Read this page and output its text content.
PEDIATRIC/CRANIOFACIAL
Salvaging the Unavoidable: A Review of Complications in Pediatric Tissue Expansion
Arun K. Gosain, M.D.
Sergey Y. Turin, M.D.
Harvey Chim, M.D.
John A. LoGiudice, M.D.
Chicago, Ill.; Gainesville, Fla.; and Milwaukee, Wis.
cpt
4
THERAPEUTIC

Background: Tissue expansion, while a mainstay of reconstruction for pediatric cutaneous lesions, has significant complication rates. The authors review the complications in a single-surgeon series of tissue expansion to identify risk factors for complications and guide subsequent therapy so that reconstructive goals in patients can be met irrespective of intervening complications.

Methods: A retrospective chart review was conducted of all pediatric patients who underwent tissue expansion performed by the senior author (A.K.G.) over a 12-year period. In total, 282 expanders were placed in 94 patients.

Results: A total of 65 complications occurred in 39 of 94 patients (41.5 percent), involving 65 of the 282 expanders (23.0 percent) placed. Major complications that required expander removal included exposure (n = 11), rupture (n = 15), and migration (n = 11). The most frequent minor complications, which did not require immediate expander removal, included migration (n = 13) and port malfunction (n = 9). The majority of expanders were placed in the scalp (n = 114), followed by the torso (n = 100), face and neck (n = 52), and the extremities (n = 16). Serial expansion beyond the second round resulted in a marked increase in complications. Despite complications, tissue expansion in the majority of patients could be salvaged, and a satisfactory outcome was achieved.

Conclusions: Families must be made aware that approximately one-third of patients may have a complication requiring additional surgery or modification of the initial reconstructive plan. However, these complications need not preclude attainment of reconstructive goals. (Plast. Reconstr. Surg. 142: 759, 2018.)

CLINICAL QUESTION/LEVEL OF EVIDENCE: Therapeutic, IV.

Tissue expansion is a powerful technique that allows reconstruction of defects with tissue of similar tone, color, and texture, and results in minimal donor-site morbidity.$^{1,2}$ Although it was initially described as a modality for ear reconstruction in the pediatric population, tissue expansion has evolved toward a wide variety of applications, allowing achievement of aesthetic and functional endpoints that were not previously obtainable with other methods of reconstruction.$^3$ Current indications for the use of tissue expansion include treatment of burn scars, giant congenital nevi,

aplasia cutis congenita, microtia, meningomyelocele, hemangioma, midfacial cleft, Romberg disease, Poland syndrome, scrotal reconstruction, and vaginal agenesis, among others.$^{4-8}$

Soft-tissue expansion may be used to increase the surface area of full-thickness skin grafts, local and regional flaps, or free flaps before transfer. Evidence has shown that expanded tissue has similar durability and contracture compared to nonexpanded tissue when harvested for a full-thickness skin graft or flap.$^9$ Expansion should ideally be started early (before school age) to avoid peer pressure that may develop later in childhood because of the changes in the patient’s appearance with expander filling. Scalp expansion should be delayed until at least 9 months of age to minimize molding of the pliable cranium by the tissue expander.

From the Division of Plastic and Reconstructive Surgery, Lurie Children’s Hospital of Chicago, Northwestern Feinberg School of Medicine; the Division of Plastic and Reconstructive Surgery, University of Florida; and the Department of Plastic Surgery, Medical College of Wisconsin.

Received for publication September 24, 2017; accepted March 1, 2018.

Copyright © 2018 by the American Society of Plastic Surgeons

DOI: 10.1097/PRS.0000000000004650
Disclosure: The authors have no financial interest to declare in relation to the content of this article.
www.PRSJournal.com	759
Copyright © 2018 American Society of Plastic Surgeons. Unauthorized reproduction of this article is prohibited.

:::

YOUR GOAL — The expected response is the full set of records, reproduced exactly.

ANSWER FOR THIS EXERCISE —
Read this page and output its text content.
PEDIATRIC/CRANIOFACIAL
Salvaging the Unavoidable: A Review of Complications in Pediatric Tissue Expansion
Arun K. Gosain, M.D.
Sergey Y. Turin, M.D.
Harvey Chim, M.D.
John A. LoGiudice, M.D.
Chicago, Ill.; Gainesville, Fla.; and Milwaukee, Wis.
cpt
4
THERAPEUTIC

Background: Tissue expansion, while a mainstay of reconstruction for pediatric cutaneous lesions, has significant complication rates. The authors review the complications in a single-surgeon series of tissue expansion to identify risk factors for complications and guide subsequent therapy so that reconstructive goals in patients can be met irrespective of intervening complications.

Methods: A retrospective chart review was conducted of all pediatric patients who underwent tissue expansion performed by the senior author (A.K.G.) over a 12-year period. In total, 282 expanders were placed in 94 patients.

Results: A total of 65 complications occurred in 39 of 94 patients (41.5 percent), involving 65 of the 282 expanders (23.0 percent) placed. Major complications that required expander removal included exposure (n = 11), rupture (n = 15), and migration (n = 11). The most frequent minor complications, which did not require immediate expander removal, included migration (n = 13) and port malfunction (n = 9). The majority of expanders were placed in the scalp (n = 114), followed by the torso (n = 100), face and neck (n = 52), and the extremities (n = 16). Serial expansion beyond the second round resulted in a marked increase in complications. Despite complications, tissue expansion in the majority of patients could be salvaged, and a satisfactory outcome was achieved.

Conclusions: Families must be made aware that approximately one-third of patients may have a complication requiring additional surgery or modification of the initial reconstructive plan. However, these complications need not preclude attainment of reconstructive goals. (Plast. Reconstr. Surg. 142: 759, 2018.)

CLINICAL QUESTION/LEVEL OF EVIDENCE: Therapeutic, IV.

Tissue expansion is a powerful technique that allows reconstruction of defects with tissue of similar tone, color, and texture, and results in minimal donor-site morbidity.$^{1,2}$ Although it was initially described as a modality for ear reconstruction in the pediatric population, tissue expansion has evolved toward a wide variety of applications, allowing achievement of aesthetic and functional endpoints that were not previously obtainable with other methods of reconstruction.$^3$ Current indications for the use of tissue expansion include treatment of burn scars, giant congenital nevi,

aplasia cutis congenita, microtia, meningomyelocele, hemangioma, midfacial cleft, Romberg disease, Poland syndrome, scrotal reconstruction, and vaginal agenesis, among others.$^{4-8}$

Soft-tissue expansion may be used to increase the surface area of full-thickness skin grafts, local and regional flaps, or free flaps before transfer. Evidence has shown that expanded tissue has similar durability and contracture compared to nonexpanded tissue when harvested for a full-thickness skin graft or flap.$^9$ Expansion should ideally be started early (before school age) to avoid peer pressure that may develop later in childhood because of the changes in the patient’s appearance with expander filling. Scalp expansion should be delayed until at least 9 months of age to minimize molding of the pliable cranium by the tissue expander.

From the Division of Plastic and Reconstructive Surgery, Lurie Children’s Hospital of Chicago, Northwestern Feinberg School of Medicine; the Division of Plastic and Reconstructive Surgery, University of Florida; and the Department of Plastic Surgery, Medical College of Wisconsin.

Received for publication September 24, 2017; accepted March 1, 2018.

Copyright © 2018 by the American Society of Plastic Surgeons

DOI: 10.1097/PRS.0000000000004650
Disclosure: The authors have no financial interest to declare in relation to the content of this article.
www.PRSJournal.com	759
Copyright © 2018 American Society of Plastic Surgeons. Unauthorized reproduction of this article is prohibited.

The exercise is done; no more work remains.